Task goal | Each line that holds the word "บรายจ" counts once; report the total and nothing else.

Records for this exercise |
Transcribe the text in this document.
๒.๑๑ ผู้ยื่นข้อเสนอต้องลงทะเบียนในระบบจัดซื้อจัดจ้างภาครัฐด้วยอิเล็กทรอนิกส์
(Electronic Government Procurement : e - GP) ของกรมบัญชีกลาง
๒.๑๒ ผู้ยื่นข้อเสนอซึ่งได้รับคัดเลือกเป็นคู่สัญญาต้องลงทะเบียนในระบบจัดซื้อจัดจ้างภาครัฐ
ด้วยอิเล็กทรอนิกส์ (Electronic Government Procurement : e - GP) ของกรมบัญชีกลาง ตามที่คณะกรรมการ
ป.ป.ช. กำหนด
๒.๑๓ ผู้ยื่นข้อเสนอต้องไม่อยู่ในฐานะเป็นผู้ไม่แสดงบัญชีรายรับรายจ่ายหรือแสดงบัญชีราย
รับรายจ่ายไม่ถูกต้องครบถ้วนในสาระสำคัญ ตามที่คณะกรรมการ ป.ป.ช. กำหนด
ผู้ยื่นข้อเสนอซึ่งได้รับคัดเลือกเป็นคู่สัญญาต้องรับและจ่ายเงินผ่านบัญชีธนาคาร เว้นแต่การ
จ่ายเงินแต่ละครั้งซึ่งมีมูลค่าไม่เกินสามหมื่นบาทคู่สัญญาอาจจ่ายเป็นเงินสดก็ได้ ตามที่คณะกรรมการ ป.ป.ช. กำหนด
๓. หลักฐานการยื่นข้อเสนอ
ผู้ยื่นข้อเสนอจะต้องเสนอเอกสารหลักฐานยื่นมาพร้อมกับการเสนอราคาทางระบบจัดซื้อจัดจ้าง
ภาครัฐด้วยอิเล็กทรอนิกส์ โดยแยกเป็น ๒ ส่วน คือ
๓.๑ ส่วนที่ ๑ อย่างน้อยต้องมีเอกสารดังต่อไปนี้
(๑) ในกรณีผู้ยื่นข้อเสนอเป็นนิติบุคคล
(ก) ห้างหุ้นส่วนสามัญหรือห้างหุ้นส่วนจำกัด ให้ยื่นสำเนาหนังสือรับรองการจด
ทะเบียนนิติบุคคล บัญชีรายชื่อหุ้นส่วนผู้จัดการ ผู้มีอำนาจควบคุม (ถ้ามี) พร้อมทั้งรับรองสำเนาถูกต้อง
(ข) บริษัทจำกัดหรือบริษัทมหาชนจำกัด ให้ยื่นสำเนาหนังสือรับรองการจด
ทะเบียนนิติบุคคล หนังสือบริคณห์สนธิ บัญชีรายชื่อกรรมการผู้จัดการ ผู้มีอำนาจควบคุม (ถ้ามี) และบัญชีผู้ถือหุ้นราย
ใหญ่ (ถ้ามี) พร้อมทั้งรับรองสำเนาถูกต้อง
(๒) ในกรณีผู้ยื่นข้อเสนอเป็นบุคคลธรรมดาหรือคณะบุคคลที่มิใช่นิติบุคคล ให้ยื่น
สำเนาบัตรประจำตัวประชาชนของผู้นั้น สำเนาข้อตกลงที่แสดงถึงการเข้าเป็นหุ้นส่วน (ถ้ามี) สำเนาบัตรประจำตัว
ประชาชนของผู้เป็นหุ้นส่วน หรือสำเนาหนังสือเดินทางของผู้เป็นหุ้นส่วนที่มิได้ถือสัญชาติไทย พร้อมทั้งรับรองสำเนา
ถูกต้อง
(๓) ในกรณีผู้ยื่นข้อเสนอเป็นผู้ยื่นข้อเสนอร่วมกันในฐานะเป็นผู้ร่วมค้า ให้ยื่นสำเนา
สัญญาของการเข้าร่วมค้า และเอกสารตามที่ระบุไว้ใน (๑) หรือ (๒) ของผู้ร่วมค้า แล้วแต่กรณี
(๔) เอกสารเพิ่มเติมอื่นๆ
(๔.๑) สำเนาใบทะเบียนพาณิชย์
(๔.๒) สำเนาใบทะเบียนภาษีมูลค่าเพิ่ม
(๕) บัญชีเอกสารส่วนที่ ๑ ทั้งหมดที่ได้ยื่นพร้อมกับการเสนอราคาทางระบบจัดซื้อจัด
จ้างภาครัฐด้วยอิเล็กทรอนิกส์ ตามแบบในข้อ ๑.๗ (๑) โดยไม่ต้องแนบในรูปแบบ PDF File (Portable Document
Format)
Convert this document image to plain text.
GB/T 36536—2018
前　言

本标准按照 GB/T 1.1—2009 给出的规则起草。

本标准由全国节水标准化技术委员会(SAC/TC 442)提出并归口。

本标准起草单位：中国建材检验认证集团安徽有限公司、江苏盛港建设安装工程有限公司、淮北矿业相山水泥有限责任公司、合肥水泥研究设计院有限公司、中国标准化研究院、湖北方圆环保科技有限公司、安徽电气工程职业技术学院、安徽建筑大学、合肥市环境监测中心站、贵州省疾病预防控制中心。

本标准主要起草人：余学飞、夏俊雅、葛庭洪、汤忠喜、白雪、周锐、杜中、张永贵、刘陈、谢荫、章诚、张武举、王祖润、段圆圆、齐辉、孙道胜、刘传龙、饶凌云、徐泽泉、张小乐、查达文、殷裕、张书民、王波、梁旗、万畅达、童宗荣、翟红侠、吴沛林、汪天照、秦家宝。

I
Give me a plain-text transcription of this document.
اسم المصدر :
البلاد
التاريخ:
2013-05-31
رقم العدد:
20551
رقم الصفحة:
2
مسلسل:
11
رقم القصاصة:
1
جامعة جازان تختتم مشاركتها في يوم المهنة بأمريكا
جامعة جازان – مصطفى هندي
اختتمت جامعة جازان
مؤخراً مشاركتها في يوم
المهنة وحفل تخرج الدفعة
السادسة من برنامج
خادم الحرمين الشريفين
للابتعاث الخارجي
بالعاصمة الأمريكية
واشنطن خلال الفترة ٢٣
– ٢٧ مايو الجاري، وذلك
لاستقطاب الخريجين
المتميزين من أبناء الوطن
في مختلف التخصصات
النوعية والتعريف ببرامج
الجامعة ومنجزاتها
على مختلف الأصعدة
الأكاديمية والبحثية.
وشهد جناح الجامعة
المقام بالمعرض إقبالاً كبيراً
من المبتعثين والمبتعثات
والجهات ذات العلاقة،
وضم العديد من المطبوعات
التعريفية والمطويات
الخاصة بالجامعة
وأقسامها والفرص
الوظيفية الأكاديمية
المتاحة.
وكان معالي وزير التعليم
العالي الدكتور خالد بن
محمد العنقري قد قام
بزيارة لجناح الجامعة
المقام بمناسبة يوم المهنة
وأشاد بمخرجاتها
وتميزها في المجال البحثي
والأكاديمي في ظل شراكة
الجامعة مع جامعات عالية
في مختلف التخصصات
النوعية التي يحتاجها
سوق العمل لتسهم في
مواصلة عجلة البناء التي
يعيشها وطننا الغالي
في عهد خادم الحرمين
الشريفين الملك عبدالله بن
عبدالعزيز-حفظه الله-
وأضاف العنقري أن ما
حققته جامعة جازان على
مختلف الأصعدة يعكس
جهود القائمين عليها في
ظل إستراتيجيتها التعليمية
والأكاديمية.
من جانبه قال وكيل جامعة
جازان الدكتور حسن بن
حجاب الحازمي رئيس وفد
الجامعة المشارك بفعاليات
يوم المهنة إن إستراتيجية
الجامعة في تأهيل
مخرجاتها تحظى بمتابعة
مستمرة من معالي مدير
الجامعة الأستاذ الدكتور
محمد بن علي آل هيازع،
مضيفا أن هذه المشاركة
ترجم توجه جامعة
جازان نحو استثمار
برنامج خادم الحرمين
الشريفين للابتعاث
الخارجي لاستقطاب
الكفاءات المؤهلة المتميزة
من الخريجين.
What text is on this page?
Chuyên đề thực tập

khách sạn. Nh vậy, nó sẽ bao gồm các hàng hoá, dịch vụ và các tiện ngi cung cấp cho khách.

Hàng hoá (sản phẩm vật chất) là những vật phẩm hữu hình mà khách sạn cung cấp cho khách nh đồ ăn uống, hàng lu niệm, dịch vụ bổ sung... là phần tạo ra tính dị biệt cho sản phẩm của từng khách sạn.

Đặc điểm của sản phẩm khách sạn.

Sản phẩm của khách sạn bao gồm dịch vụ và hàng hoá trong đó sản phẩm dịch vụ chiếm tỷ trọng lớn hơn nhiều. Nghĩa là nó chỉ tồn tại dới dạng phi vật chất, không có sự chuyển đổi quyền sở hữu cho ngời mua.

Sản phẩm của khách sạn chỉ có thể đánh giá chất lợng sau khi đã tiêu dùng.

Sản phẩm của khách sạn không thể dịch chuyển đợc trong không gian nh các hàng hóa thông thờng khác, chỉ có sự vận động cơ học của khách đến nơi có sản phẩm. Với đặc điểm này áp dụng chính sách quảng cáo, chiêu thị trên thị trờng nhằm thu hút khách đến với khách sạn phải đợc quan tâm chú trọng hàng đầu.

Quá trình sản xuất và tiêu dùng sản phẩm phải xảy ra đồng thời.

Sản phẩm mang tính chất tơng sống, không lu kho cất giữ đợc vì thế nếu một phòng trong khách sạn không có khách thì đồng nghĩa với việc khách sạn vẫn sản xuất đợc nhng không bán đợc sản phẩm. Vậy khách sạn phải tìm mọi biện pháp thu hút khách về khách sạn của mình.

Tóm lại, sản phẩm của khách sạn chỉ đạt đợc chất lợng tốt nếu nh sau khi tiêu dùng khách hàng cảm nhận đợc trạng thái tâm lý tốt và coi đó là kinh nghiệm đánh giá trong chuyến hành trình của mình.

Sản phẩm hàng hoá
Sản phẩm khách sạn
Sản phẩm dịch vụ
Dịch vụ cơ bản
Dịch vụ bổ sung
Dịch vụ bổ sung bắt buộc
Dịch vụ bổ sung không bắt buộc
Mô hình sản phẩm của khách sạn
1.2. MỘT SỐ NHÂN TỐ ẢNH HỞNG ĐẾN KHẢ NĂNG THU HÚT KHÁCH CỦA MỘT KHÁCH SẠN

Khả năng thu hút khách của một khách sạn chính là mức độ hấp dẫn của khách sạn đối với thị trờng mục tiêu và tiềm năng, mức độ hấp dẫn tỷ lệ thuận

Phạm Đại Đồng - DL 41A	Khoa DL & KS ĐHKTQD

Task output | 2